■ **SHORT TASK**
Gather all lines in the entries below that include the word "text".

■ **SOURCE DATA**
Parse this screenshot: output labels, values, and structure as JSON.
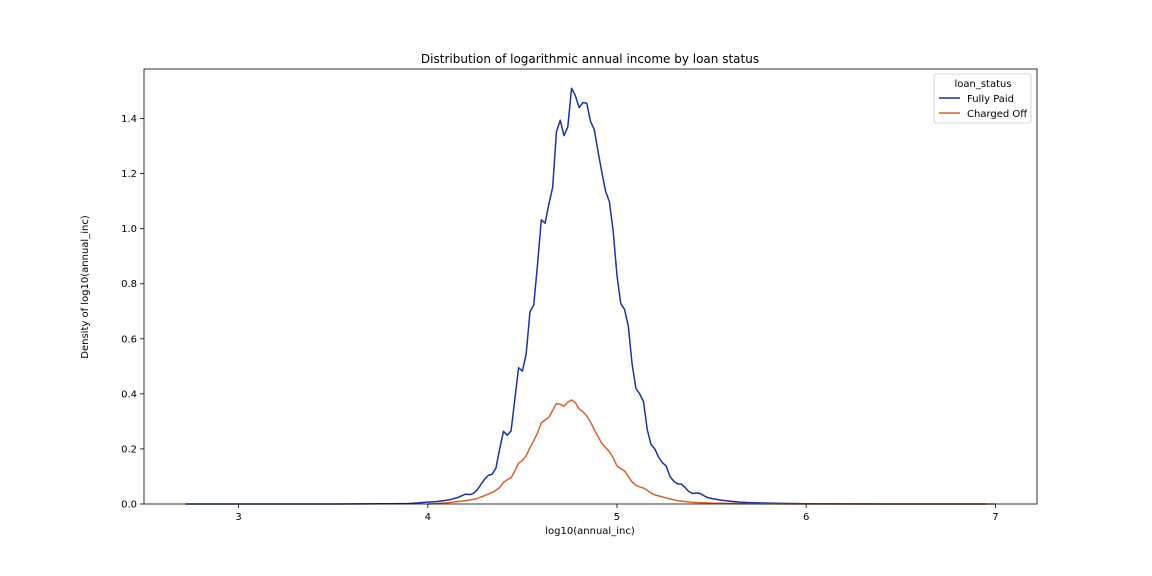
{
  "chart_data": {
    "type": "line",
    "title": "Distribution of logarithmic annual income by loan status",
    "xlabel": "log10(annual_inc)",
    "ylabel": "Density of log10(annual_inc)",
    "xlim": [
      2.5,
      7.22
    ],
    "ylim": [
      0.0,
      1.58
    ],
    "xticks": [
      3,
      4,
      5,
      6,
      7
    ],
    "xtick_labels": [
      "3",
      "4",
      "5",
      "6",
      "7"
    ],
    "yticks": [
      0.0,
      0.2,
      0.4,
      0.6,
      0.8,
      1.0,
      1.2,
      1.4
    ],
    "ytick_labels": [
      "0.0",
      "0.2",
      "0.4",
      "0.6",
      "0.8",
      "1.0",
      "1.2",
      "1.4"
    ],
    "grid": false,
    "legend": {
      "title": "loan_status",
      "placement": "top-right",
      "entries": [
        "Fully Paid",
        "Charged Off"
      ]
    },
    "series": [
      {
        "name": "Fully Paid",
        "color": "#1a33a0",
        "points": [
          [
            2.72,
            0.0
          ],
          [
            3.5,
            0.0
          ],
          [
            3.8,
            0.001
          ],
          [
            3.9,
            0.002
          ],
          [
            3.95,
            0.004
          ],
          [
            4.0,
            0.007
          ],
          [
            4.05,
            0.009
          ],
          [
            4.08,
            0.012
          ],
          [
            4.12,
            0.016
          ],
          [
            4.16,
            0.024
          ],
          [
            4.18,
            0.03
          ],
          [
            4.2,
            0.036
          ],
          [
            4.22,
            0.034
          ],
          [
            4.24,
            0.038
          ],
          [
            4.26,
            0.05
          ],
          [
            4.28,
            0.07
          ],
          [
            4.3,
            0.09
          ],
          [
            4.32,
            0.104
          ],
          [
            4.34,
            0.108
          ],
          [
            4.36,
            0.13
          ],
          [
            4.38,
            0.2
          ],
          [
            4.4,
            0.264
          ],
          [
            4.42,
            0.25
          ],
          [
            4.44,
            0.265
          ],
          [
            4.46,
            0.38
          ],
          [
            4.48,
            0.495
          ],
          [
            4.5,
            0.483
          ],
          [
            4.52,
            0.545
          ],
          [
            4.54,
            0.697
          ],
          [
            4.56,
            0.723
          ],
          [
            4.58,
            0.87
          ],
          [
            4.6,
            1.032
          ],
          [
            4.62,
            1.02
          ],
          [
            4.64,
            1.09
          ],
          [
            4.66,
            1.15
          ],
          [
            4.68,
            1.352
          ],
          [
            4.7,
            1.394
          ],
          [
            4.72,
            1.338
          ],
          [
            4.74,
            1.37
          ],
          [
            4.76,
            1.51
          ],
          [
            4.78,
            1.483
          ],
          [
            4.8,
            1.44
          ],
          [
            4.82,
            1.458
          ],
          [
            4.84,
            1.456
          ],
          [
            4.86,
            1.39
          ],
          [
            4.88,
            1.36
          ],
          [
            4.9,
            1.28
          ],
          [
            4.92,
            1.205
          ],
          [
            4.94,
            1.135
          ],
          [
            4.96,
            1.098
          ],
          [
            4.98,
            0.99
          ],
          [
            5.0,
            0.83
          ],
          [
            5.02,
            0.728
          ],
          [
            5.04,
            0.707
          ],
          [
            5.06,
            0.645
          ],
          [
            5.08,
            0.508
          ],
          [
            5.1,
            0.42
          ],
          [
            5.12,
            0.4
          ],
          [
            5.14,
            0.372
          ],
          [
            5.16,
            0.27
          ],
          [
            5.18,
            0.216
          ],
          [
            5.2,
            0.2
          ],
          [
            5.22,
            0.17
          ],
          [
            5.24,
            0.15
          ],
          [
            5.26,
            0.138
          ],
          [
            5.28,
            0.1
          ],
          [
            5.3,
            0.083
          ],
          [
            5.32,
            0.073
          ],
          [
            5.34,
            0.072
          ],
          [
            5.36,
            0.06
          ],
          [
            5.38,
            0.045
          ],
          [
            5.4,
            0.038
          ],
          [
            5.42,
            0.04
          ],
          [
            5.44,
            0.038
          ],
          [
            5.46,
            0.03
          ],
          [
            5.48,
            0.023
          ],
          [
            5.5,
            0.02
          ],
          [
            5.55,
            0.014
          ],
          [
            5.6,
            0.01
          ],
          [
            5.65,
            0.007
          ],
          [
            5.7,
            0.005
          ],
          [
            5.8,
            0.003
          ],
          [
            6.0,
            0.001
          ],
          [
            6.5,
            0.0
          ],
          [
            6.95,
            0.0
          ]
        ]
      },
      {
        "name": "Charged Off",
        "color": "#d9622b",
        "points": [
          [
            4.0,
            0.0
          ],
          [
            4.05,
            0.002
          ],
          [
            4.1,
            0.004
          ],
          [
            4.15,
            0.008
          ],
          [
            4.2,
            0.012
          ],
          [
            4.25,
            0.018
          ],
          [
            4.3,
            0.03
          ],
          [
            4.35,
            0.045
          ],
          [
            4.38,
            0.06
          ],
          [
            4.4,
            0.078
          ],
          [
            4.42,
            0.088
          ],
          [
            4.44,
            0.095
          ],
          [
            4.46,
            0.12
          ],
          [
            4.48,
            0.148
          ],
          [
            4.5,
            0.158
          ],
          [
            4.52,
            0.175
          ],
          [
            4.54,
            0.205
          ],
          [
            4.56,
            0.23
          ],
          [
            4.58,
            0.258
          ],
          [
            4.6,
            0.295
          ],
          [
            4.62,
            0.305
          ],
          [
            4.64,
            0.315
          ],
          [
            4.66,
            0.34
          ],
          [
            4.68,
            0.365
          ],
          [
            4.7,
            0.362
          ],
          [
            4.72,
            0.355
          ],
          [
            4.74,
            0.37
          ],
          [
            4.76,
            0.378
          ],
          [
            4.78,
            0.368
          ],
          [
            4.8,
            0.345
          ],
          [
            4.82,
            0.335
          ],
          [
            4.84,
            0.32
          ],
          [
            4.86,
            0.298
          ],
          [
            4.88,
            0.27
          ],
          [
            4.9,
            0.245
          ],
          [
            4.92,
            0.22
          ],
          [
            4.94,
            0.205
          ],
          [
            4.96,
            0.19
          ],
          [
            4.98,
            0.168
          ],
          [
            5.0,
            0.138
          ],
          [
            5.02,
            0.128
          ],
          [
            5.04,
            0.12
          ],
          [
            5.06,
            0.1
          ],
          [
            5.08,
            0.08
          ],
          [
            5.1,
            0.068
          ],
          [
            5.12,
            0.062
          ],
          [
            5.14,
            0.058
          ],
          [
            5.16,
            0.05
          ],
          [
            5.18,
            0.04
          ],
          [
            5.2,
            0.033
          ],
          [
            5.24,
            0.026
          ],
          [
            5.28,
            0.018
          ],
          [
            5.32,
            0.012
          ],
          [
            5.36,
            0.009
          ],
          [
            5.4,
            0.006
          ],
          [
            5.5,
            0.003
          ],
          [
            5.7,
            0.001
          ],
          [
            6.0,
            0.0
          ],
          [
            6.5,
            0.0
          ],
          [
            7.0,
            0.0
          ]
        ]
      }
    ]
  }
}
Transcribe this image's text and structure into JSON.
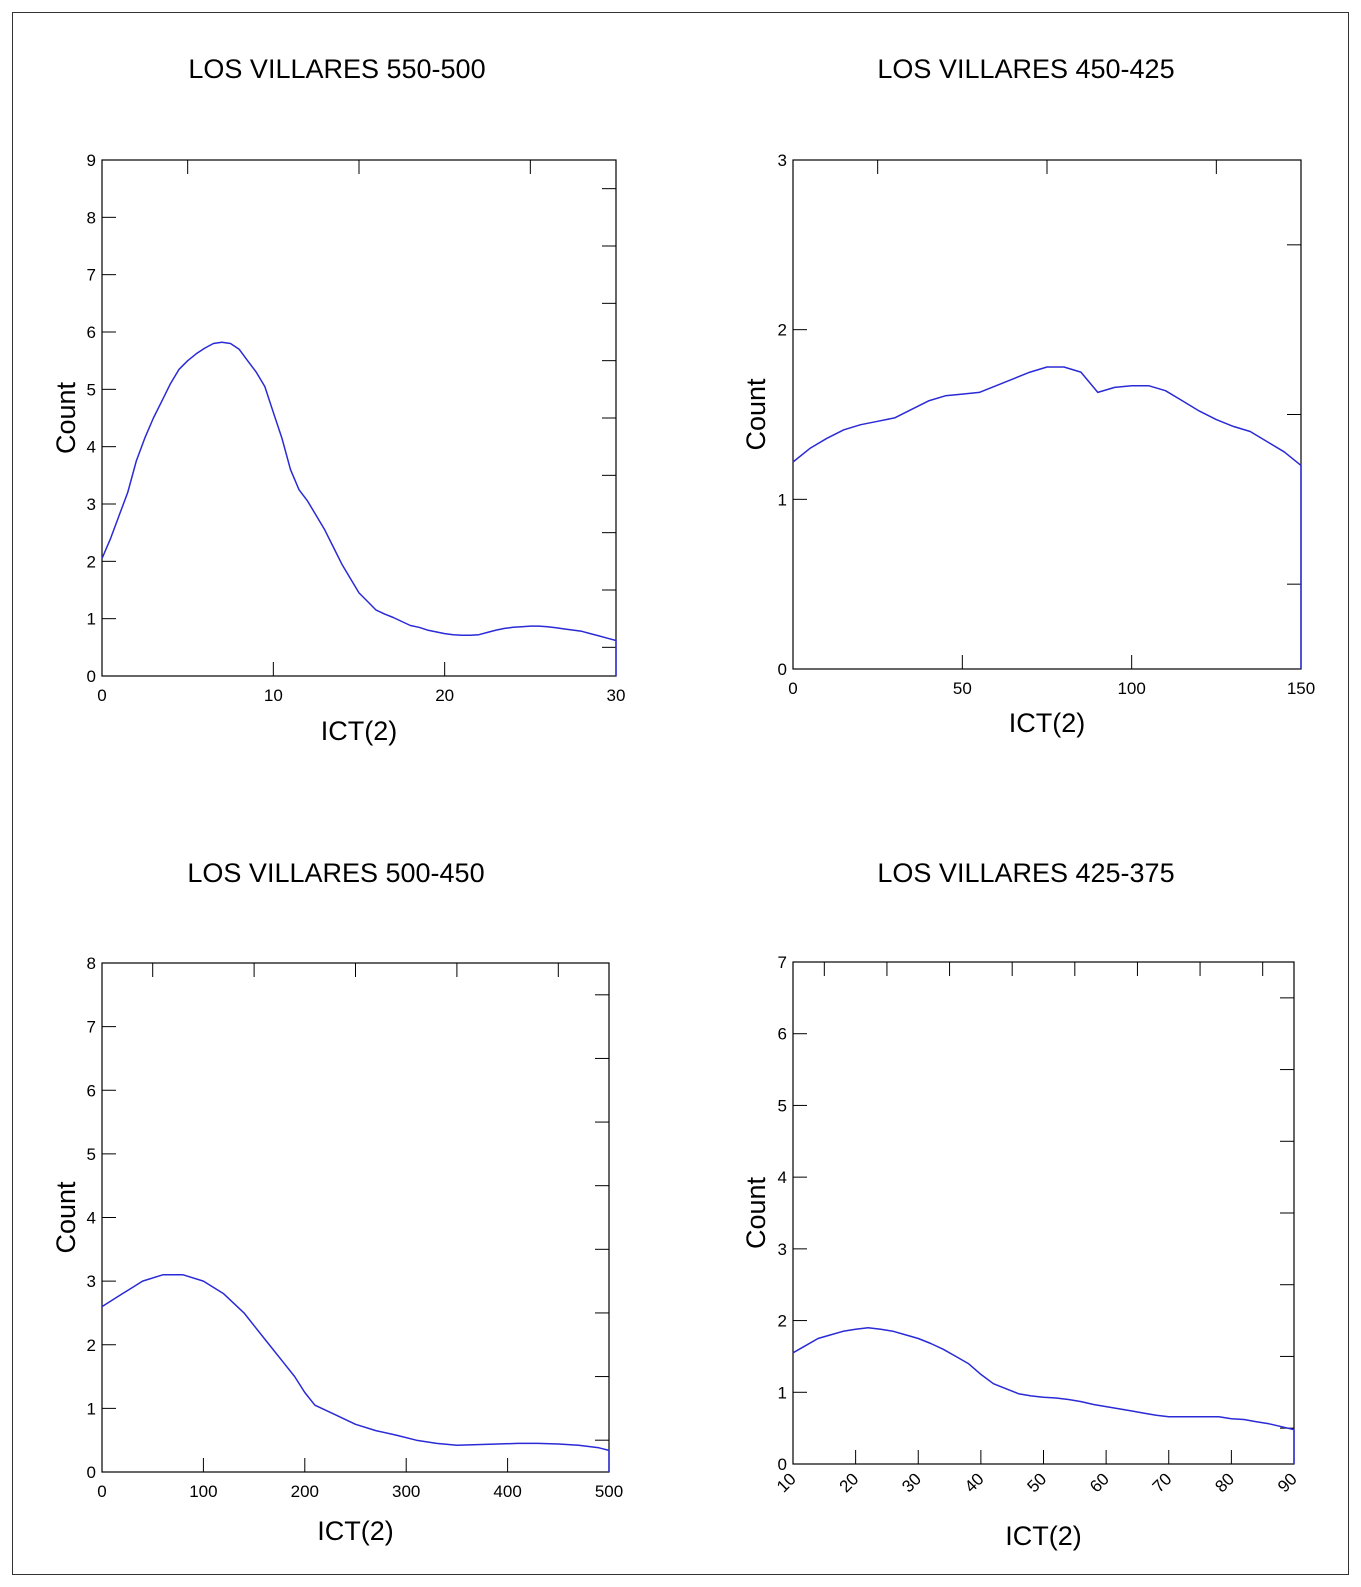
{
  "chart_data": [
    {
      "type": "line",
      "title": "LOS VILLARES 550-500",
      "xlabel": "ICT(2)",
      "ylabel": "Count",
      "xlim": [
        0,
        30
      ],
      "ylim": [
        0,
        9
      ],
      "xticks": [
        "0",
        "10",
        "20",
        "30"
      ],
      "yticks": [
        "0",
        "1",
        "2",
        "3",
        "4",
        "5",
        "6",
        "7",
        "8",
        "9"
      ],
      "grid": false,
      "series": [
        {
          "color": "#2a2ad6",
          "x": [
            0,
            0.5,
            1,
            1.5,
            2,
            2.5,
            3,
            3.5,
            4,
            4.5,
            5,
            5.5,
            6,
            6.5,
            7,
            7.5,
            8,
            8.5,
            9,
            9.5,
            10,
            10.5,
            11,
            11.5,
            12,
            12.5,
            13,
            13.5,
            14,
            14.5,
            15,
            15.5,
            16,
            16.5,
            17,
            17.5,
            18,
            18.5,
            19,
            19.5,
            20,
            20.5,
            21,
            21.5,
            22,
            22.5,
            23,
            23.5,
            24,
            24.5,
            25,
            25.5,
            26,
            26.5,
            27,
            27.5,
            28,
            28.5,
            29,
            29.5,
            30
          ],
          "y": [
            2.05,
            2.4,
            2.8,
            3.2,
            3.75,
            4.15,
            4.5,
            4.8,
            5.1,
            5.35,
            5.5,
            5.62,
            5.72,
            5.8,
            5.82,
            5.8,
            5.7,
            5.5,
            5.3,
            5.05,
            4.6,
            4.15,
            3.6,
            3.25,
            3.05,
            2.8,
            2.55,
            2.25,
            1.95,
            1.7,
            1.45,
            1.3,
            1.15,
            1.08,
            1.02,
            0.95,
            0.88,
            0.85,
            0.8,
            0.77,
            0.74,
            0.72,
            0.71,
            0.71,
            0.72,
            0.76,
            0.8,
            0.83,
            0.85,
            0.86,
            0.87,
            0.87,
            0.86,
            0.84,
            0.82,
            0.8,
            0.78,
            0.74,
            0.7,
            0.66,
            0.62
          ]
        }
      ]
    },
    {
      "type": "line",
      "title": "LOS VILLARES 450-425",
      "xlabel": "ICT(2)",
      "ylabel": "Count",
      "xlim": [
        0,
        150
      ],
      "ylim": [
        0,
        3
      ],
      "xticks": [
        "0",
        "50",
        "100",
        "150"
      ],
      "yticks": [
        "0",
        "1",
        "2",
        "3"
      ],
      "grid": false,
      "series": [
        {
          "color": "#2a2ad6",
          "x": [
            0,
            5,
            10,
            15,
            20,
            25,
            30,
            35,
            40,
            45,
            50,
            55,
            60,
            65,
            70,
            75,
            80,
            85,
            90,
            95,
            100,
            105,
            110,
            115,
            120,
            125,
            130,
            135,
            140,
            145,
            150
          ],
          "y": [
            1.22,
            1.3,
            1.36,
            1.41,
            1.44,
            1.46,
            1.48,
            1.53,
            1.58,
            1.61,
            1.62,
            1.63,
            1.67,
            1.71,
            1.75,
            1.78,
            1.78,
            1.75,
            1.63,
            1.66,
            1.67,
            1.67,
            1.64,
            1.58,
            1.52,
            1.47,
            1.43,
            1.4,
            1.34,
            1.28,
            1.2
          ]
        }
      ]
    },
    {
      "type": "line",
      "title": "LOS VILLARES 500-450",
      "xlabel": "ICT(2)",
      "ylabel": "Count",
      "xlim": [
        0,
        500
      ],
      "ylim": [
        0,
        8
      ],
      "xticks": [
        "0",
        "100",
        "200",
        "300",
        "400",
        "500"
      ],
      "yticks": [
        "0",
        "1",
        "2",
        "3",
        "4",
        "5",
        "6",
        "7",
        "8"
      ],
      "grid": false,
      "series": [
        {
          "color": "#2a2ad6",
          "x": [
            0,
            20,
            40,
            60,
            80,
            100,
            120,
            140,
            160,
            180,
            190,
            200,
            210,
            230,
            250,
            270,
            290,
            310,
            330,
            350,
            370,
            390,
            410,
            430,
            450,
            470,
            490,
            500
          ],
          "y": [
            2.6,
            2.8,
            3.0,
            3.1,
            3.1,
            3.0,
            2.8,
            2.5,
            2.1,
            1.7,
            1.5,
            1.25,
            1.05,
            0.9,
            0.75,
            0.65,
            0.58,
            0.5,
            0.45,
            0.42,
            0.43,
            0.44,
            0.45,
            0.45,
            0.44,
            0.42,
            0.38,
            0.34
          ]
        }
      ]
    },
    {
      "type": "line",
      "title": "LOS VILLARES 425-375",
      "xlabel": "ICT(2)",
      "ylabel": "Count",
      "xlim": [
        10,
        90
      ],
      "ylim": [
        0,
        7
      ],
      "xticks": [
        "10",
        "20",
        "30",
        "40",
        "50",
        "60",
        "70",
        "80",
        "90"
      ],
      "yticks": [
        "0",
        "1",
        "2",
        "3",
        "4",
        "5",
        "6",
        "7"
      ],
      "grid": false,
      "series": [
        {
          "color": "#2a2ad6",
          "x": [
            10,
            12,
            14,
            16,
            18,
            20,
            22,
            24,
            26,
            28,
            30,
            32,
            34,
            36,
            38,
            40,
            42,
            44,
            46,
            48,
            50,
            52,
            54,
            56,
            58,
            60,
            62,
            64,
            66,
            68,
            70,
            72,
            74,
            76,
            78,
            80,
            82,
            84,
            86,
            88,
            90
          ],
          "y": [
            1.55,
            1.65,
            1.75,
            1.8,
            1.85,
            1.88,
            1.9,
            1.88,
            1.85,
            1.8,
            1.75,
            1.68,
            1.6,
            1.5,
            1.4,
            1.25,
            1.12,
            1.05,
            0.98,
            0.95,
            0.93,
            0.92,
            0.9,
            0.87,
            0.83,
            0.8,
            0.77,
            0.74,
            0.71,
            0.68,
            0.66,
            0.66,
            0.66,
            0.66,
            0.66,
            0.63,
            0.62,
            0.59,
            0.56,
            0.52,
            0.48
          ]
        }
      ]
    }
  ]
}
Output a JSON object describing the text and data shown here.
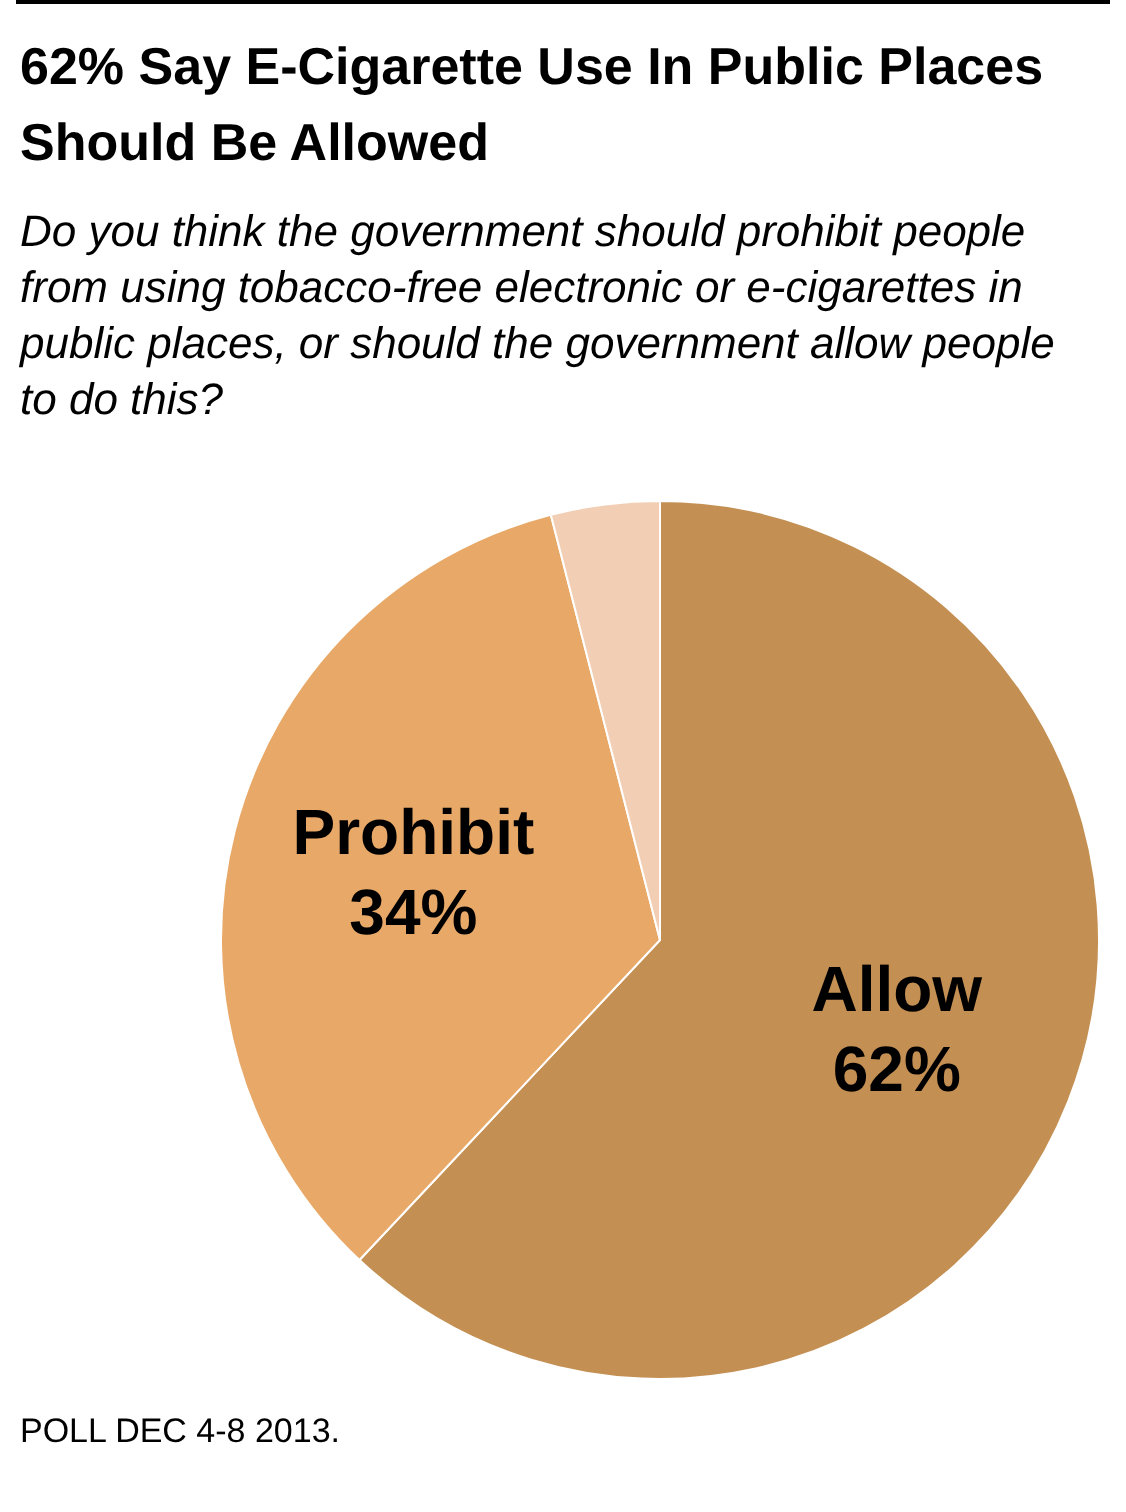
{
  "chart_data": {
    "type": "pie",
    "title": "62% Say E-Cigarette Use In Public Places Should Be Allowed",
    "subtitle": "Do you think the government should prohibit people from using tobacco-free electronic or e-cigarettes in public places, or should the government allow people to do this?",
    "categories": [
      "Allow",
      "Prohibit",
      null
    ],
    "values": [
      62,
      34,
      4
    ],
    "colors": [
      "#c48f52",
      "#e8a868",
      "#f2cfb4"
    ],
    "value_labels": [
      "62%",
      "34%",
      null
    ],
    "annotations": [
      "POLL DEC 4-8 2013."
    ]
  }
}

■ **FINISHED EXERCISE**
Transcribe this image's text and structure into JSON.
Output a JSON object describing the text and data shown here.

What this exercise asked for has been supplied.